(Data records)
--------------------------------

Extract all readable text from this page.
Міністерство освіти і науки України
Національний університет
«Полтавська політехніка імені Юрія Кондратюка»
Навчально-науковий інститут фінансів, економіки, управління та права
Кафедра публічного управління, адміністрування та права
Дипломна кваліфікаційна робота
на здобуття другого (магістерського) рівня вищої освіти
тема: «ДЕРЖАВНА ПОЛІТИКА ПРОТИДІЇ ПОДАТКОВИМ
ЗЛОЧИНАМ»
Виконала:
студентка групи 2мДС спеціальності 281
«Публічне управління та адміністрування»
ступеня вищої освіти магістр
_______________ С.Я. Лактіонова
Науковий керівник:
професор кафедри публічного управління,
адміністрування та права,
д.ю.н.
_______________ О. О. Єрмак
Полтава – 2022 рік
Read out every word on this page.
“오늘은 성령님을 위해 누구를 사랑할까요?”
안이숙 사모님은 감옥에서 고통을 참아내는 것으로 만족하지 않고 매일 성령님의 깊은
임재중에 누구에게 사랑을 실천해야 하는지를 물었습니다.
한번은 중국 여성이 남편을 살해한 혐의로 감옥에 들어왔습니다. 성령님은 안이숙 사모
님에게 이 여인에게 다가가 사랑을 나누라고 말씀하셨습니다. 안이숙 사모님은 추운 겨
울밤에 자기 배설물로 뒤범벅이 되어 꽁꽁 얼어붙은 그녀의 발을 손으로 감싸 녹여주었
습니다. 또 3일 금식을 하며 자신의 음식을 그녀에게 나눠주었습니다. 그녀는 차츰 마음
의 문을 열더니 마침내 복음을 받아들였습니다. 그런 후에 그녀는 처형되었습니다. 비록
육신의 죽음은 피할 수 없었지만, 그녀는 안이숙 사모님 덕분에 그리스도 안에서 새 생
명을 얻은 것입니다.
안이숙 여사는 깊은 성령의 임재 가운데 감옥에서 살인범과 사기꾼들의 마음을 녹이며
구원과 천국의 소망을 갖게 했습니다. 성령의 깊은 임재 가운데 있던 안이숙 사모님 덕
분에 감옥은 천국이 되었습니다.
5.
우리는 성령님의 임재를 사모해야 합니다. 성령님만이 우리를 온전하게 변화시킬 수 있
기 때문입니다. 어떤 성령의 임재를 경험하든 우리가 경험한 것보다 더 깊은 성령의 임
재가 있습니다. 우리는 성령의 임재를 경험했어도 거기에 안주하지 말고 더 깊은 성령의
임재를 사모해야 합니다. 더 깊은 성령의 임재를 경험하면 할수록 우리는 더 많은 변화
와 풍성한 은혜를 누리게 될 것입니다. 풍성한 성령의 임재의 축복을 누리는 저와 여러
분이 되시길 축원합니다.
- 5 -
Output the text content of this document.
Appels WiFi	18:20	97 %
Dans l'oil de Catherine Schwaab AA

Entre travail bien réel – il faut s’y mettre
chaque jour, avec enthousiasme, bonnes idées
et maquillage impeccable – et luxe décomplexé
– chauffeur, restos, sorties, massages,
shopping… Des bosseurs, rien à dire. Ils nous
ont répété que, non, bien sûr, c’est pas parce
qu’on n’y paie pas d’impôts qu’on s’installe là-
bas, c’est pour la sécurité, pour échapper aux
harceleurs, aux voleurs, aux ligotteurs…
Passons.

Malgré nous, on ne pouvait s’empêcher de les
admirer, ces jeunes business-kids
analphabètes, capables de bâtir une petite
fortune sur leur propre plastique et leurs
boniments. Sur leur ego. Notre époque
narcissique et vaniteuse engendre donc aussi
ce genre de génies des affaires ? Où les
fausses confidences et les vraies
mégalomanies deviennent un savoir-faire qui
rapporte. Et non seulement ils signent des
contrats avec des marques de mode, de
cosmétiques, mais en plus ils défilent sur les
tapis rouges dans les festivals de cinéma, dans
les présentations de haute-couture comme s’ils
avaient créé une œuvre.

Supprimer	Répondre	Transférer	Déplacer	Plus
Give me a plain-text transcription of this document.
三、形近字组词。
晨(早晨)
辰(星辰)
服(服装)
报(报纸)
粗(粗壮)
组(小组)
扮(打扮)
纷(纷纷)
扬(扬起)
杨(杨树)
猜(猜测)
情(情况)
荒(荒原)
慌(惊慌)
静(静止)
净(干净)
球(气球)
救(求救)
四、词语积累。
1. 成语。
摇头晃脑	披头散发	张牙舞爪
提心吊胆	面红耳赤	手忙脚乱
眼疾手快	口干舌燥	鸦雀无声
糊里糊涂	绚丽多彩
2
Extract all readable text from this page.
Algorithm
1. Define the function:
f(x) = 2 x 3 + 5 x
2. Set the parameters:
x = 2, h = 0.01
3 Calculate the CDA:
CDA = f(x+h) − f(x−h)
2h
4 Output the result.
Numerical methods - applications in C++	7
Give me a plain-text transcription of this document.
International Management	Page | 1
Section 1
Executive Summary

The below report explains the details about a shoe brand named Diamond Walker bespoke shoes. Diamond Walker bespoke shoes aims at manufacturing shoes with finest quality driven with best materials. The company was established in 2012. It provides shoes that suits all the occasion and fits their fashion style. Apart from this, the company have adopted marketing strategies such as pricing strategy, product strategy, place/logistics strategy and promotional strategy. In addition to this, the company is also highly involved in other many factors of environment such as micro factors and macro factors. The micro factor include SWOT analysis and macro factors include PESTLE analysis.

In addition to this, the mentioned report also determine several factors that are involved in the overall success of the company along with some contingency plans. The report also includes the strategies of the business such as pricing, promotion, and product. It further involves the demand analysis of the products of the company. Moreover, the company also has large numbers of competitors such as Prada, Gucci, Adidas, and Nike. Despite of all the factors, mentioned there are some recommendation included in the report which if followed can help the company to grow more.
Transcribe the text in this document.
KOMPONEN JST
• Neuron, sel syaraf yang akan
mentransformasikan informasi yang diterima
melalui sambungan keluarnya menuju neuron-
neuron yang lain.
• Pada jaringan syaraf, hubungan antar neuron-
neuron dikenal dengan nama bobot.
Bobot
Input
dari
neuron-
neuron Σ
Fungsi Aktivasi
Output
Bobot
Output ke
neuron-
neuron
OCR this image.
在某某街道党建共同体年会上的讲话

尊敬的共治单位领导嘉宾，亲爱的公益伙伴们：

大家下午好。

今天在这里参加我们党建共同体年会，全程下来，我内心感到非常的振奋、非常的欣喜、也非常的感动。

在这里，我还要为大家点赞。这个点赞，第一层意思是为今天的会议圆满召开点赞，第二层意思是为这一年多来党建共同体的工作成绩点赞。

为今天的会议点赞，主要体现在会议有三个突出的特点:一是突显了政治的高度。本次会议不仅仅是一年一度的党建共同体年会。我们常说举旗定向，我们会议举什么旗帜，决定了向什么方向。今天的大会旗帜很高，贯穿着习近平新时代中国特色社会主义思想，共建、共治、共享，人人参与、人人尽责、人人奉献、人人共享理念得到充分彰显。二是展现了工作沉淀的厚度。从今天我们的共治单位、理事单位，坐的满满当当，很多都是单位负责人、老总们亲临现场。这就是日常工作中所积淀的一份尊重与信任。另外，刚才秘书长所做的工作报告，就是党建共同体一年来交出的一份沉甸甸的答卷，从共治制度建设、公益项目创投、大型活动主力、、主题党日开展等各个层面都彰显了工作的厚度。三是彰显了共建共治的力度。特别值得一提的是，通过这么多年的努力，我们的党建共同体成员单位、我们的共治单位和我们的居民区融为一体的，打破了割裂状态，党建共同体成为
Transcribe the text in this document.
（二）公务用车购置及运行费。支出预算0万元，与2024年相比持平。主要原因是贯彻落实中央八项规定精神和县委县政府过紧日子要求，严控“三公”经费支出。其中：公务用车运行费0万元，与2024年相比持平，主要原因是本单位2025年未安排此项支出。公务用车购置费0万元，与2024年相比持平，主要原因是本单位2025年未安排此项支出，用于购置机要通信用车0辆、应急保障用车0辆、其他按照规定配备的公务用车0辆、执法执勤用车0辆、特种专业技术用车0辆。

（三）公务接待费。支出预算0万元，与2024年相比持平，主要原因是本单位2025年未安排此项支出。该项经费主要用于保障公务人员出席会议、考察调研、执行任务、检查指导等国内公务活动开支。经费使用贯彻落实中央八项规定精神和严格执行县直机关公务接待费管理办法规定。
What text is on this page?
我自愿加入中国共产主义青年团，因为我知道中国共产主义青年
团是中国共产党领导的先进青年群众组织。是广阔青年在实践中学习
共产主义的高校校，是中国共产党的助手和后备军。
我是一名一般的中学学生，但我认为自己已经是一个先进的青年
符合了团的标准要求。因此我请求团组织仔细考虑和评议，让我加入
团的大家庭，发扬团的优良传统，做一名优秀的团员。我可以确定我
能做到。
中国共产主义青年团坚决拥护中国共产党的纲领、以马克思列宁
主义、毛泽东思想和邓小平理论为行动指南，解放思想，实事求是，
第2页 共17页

--------------------------------

Task prompt: Write out each line of the data that holds the string "публічного".

Answer to the task:
Кафедра публічного управління, адміністрування та права
професор кафедри публічного управління,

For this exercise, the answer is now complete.